> _YOUR GOAL_:
Which lines hold the word "chevron"? Copy each of them from the material.

= = = = = = =

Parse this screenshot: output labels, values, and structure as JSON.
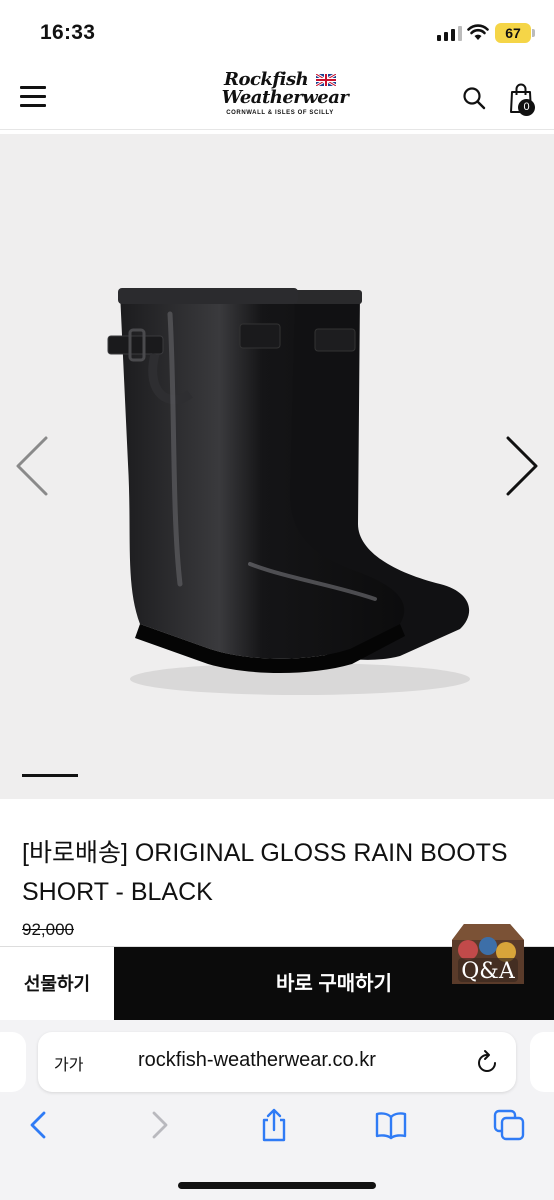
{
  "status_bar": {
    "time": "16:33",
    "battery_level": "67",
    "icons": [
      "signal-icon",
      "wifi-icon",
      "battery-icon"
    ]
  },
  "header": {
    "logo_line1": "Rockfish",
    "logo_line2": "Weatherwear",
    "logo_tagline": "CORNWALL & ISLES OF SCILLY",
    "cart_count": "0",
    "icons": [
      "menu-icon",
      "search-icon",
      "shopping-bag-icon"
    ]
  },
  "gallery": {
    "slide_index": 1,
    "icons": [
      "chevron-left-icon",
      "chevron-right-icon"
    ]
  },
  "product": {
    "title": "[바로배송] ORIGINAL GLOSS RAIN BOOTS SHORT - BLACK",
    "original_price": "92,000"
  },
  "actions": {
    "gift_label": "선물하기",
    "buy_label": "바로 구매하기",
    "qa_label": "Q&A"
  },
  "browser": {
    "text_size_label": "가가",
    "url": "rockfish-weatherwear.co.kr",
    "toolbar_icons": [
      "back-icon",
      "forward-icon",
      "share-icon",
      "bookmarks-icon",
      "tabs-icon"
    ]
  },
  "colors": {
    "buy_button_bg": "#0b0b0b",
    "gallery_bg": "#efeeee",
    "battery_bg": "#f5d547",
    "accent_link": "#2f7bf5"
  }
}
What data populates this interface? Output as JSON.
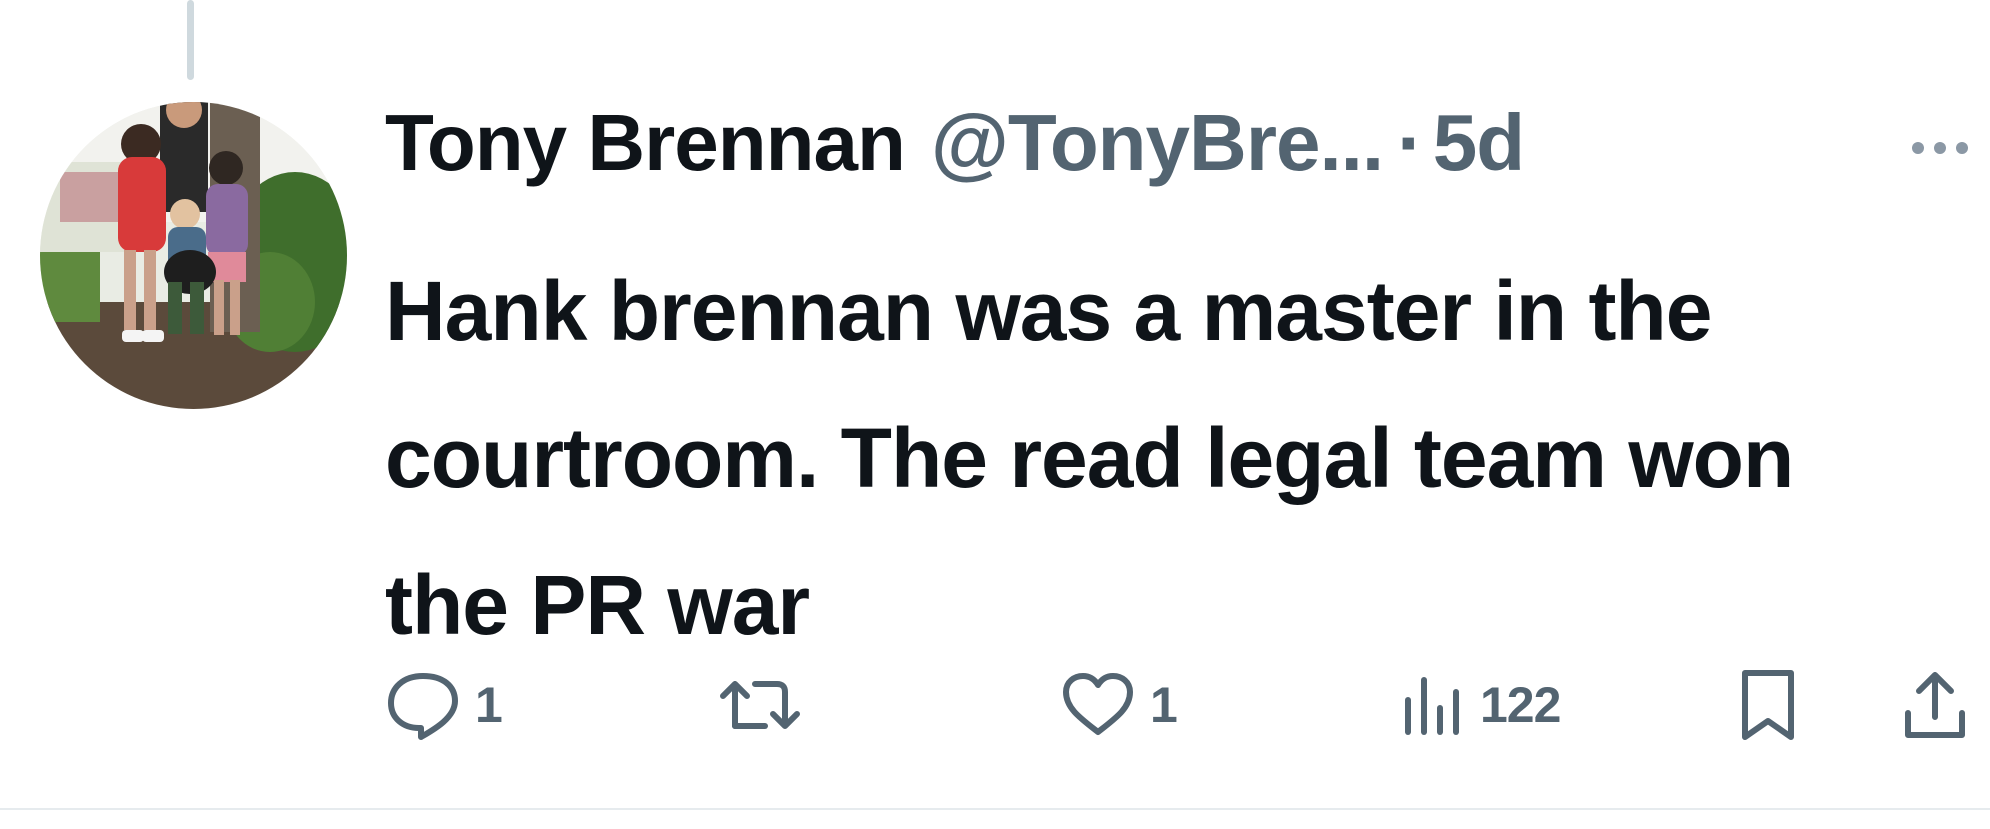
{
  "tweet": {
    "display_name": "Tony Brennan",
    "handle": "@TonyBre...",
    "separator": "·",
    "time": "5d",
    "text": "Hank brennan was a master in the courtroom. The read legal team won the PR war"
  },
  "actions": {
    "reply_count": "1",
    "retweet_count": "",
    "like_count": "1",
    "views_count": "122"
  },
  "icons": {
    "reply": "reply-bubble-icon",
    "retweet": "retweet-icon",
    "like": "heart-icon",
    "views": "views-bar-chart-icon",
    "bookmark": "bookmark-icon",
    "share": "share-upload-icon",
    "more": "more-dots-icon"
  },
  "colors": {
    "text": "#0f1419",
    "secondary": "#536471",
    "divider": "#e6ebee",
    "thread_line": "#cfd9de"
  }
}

= = = = = = =

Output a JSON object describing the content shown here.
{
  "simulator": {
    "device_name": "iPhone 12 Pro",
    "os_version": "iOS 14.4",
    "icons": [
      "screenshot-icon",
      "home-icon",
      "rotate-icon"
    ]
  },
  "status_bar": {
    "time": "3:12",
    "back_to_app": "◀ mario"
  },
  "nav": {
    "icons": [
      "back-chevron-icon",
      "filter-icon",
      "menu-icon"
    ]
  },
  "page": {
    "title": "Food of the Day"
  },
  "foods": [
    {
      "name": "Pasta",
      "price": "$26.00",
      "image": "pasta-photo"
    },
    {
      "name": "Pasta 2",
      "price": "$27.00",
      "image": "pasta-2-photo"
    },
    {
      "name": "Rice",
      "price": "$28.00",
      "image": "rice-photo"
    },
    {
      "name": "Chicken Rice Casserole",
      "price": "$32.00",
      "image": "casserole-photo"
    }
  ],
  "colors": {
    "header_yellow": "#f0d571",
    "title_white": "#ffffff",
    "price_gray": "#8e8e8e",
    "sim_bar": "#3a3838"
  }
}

= = = = = = =

> _FULL OUTPUT_:
      "chevron-left-icon",
      "chevron-right-icon"
      "back-chevron-icon",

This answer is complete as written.